> [WHAT NEEDS TO BE DONE] Output the full listing below exactly as it reads, and skip anything that is a picture.

> [DATA EXCERPTS]
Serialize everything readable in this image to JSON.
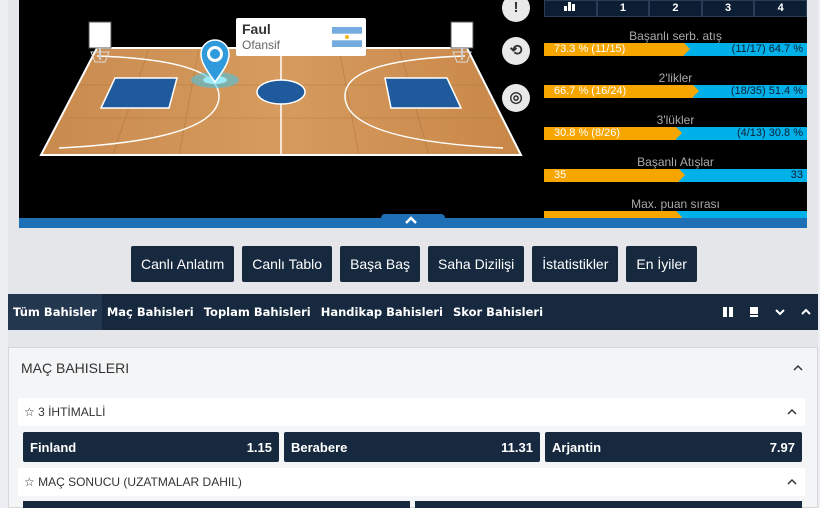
{
  "popup": {
    "title": "Faul",
    "subtitle": "Ofansif"
  },
  "side_buttons": [
    {
      "icon": "exclamation-icon",
      "glyph": "!"
    },
    {
      "icon": "share-icon",
      "glyph": "⟲"
    },
    {
      "icon": "target-icon",
      "glyph": "◎"
    }
  ],
  "quarter_tabs": [
    "",
    "1",
    "2",
    "3",
    "4"
  ],
  "stats": [
    {
      "title": "Başanlı serb. atış",
      "left": "73.3 % (11/15)",
      "right": "(11/17) 64.7 %",
      "left_share": 0.531
    },
    {
      "title": "2'likler",
      "left": "66.7 % (16/24)",
      "right": "(18/35) 51.4 %",
      "left_share": 0.565
    },
    {
      "title": "3'lükler",
      "left": "30.8 % (8/26)",
      "right": "(4/13) 30.8 %",
      "left_share": 0.5
    },
    {
      "title": "Başanlı Atışlar",
      "left": "35",
      "right": "33",
      "left_share": 0.515
    },
    {
      "title": "Max. puan sırası",
      "left": "",
      "right": "",
      "left_share": 0.5
    }
  ],
  "buttons": [
    "Canlı Anlatım",
    "Canlı Tablo",
    "Başa Baş",
    "Saha Dizilişi",
    "İstatistikler",
    "En İyiler"
  ],
  "nav_tabs": [
    "Tüm Bahisler",
    "Maç Bahisleri",
    "Toplam Bahisleri",
    "Handikap Bahisleri",
    "Skor Bahisleri"
  ],
  "panel": {
    "title": "MAÇ BAHISLERI"
  },
  "markets": [
    {
      "title": "☆ 3 İHTİMALLİ",
      "odds": [
        {
          "name": "Finland",
          "value": "1.15"
        },
        {
          "name": "Berabere",
          "value": "11.31"
        },
        {
          "name": "Arjantin",
          "value": "7.97"
        }
      ]
    },
    {
      "title": "☆ MAÇ SONUCU (UZATMALAR DAHIL)",
      "odds": []
    }
  ],
  "colors": {
    "navy": "#16293f",
    "orange": "#f7a600",
    "cyan": "#00b0e8",
    "court_blue": "#1e5a9c"
  }
}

> [TASK SOLUTION]
Serialize everything readable in this image to JSON.
{
  "popup": {
    "title": "Faul",
    "subtitle": "Ofansif"
  },
  "side_buttons": [
    {
      "icon": "exclamation-icon",
      "glyph": "!"
    },
    {
      "icon": "share-icon",
      "glyph": "⟲"
    },
    {
      "icon": "target-icon",
      "glyph": "◎"
    }
  ],
  "quarter_tabs": [
    "",
    "1",
    "2",
    "3",
    "4"
  ],
  "stats": [
    {
      "title": "Başanlı serb. atış",
      "left": "73.3 % (11/15)",
      "right": "(11/17) 64.7 %",
      "left_share": 0.531
    },
    {
      "title": "2'likler",
      "left": "66.7 % (16/24)",
      "right": "(18/35) 51.4 %",
      "left_share": 0.565
    },
    {
      "title": "3'lükler",
      "left": "30.8 % (8/26)",
      "right": "(4/13) 30.8 %",
      "left_share": 0.5
    },
    {
      "title": "Başanlı Atışlar",
      "left": "35",
      "right": "33",
      "left_share": 0.515
    },
    {
      "title": "Max. puan sırası",
      "left": "",
      "right": "",
      "left_share": 0.5
    }
  ],
  "buttons": [
    "Canlı Anlatım",
    "Canlı Tablo",
    "Başa Baş",
    "Saha Dizilişi",
    "İstatistikler",
    "En İyiler"
  ],
  "nav_tabs": [
    "Tüm Bahisler",
    "Maç Bahisleri",
    "Toplam Bahisleri",
    "Handikap Bahisleri",
    "Skor Bahisleri"
  ],
  "panel": {
    "title": "MAÇ BAHISLERI"
  },
  "markets": [
    {
      "title": "☆ 3 İHTİMALLİ",
      "odds": [
        {
          "name": "Finland",
          "value": "1.15"
        },
        {
          "name": "Berabere",
          "value": "11.31"
        },
        {
          "name": "Arjantin",
          "value": "7.97"
        }
      ]
    },
    {
      "title": "☆ MAÇ SONUCU (UZATMALAR DAHIL)",
      "odds": []
    }
  ],
  "colors": {
    "navy": "#16293f",
    "orange": "#f7a600",
    "cyan": "#00b0e8",
    "court_blue": "#1e5a9c"
  }
}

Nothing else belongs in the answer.